Set exercise: Lines holding the string "CALAFAT" are the ones to copy; find them all in the data.
## Start Stored rows
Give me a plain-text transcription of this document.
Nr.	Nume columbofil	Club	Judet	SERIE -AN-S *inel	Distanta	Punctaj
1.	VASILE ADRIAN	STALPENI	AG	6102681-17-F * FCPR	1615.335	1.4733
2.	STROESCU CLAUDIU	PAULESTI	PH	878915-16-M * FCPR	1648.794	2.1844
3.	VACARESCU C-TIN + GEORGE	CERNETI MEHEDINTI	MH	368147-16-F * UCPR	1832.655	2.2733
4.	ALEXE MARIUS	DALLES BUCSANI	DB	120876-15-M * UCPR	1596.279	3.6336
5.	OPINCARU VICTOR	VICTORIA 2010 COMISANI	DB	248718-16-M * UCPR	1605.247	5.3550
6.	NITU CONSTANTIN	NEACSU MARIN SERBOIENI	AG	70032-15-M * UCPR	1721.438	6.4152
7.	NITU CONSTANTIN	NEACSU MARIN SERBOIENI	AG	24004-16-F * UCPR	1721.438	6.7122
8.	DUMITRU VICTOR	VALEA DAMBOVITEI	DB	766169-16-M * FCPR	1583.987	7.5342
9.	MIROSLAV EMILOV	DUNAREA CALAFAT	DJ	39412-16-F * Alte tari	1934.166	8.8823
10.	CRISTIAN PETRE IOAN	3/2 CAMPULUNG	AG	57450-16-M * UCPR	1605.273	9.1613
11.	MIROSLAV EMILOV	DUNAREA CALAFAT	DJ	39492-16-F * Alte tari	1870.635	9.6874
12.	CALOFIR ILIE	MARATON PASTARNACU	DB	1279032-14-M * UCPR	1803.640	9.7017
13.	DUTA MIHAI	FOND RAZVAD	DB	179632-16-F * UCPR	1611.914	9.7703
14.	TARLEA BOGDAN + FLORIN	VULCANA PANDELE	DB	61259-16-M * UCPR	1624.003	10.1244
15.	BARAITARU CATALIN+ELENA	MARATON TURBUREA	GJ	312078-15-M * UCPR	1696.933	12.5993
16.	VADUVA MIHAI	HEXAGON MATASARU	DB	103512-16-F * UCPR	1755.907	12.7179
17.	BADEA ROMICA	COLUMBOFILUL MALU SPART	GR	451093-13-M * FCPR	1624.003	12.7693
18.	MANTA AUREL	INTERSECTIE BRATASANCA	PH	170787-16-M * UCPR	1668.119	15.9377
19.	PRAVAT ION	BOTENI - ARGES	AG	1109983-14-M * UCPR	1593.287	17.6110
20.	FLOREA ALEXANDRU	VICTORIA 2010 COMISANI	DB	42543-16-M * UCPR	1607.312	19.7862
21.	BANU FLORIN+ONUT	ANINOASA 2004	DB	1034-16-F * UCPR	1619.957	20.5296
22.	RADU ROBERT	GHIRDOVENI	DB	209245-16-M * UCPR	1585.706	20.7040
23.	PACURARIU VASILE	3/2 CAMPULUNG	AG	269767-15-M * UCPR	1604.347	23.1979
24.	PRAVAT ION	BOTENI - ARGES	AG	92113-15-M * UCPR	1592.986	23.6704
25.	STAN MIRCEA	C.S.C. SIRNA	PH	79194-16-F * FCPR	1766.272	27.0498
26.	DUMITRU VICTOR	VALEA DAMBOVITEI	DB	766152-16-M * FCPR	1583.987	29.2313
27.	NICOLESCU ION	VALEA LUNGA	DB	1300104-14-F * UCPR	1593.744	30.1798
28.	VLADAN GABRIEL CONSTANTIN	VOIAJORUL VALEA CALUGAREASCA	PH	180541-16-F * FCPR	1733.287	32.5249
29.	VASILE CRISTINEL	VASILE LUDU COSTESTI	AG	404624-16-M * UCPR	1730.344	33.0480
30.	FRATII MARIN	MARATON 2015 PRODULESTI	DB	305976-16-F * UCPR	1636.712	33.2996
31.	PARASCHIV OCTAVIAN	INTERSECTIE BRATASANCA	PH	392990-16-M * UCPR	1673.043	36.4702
## End Stored rows
Problem solution:
9.	MIROSLAV EMILOV	DUNAREA CALAFAT	DJ	39412-16-F * Alte tari	1934.166	8.8823
11.	MIROSLAV EMILOV	DUNAREA CALAFAT	DJ	39492-16-F * Alte tari	1870.635	9.6874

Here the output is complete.